SHORT TASK: Identify each line below that contains the word "Contables", and copy it out.

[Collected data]
§ §

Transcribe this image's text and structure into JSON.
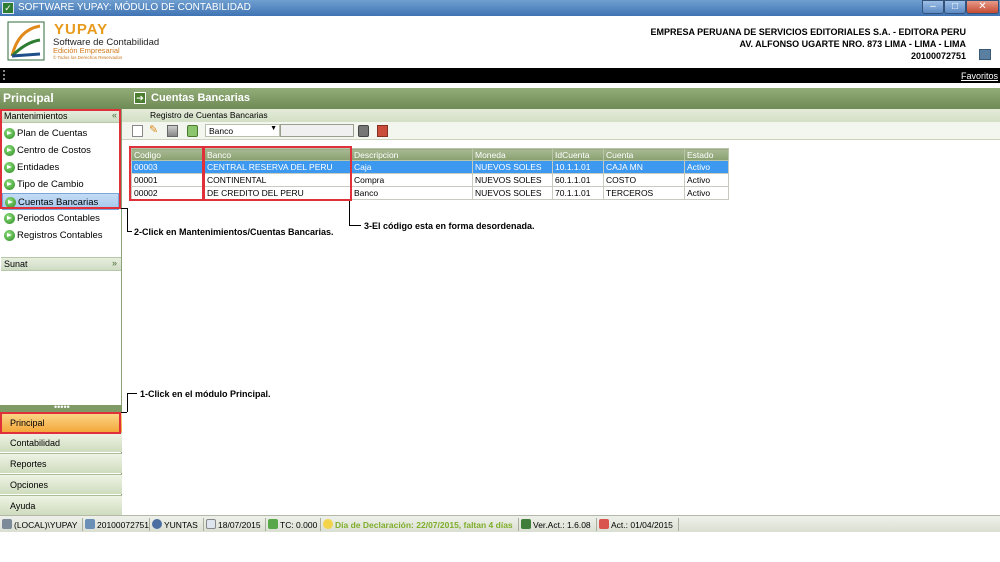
{
  "window": {
    "title": "SOFTWARE YUPAY: MÓDULO DE CONTABILIDAD",
    "min": "–",
    "max": "□",
    "close": "✕"
  },
  "brand": {
    "name": "YUPAY",
    "subtitle": "Software de Contabilidad",
    "edition": "Edición Empresarial",
    "rights": "© Todos los Derechos Reservados"
  },
  "company": {
    "name": "EMPRESA PERUANA DE SERVICIOS EDITORIALES S.A. - EDITORA PERU",
    "address": "AV. ALFONSO UGARTE NRO. 873 LIMA - LIMA - LIMA",
    "ruc": "20100072751"
  },
  "favoritos": "Favoritos",
  "sidebar": {
    "title": "Principal",
    "mantenimientos": "Mantenimientos",
    "sunat": "Sunat",
    "collapse_icon": "«",
    "expand_icon": "»",
    "items": [
      {
        "label": "Plan de Cuentas"
      },
      {
        "label": "Centro de Costos"
      },
      {
        "label": "Entidades"
      },
      {
        "label": "Tipo de Cambio"
      },
      {
        "label": "Cuentas Bancarias"
      },
      {
        "label": "Periodos Contables"
      },
      {
        "label": "Registros Contables"
      }
    ],
    "handle": "•••••",
    "modules": [
      {
        "label": "Principal"
      },
      {
        "label": "Contabilidad"
      },
      {
        "label": "Reportes"
      },
      {
        "label": "Opciones"
      },
      {
        "label": "Ayuda"
      }
    ]
  },
  "main": {
    "title": "Cuentas Bancarias",
    "subtitle": "Registro de Cuentas Bancarias",
    "filter_value": "Banco",
    "search_value": ""
  },
  "grid": {
    "columns": [
      "Codigo",
      "Banco",
      "Descripcion",
      "Moneda",
      "IdCuenta",
      "Cuenta",
      "Estado"
    ],
    "rows": [
      [
        "00003",
        "CENTRAL RESERVA DEL PERU",
        "Caja",
        "NUEVOS SOLES",
        "10.1.1.01",
        "CAJA MN",
        "Activo"
      ],
      [
        "00001",
        "CONTINENTAL",
        "Compra",
        "NUEVOS SOLES",
        "60.1.1.01",
        "COSTO",
        "Activo"
      ],
      [
        "00002",
        "DE CREDITO DEL PERU",
        "Banco",
        "NUEVOS SOLES",
        "70.1.1.01",
        "TERCEROS",
        "Activo"
      ]
    ]
  },
  "annotations": {
    "note1": "1-Click en el módulo Principal.",
    "note2": "2-Click en Mantenimientos/Cuentas Bancarias.",
    "note3": "3-El código esta en forma desordenada."
  },
  "status": {
    "server": "(LOCAL)\\YUPAY",
    "ruc": "20100072751",
    "user": "YUNTAS",
    "date": "18/07/2015",
    "tc": "TC: 0.000",
    "declaracion": "Día de Declaración: 22/07/2015, faltan 4 días",
    "version": "Ver.Act.: 1.6.08",
    "act": "Act.: 01/04/2015"
  },
  "colors": {
    "accent_green": "#7f9a65",
    "selected_blue": "#3d98f0",
    "highlight_red": "#e0303a",
    "status_green": "#7fae2a"
  },
  "icons": {
    "new": "new-document-icon",
    "edit": "pencil-icon",
    "delete": "trash-icon",
    "refresh": "refresh-icon",
    "find": "binoculars-icon",
    "exit": "exit-door-icon",
    "nav": "green-arrow-icon"
  }
}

§ §

WORKED SOLUTION:
        "label": "Periodos Contables"
        "label": "Registros Contables"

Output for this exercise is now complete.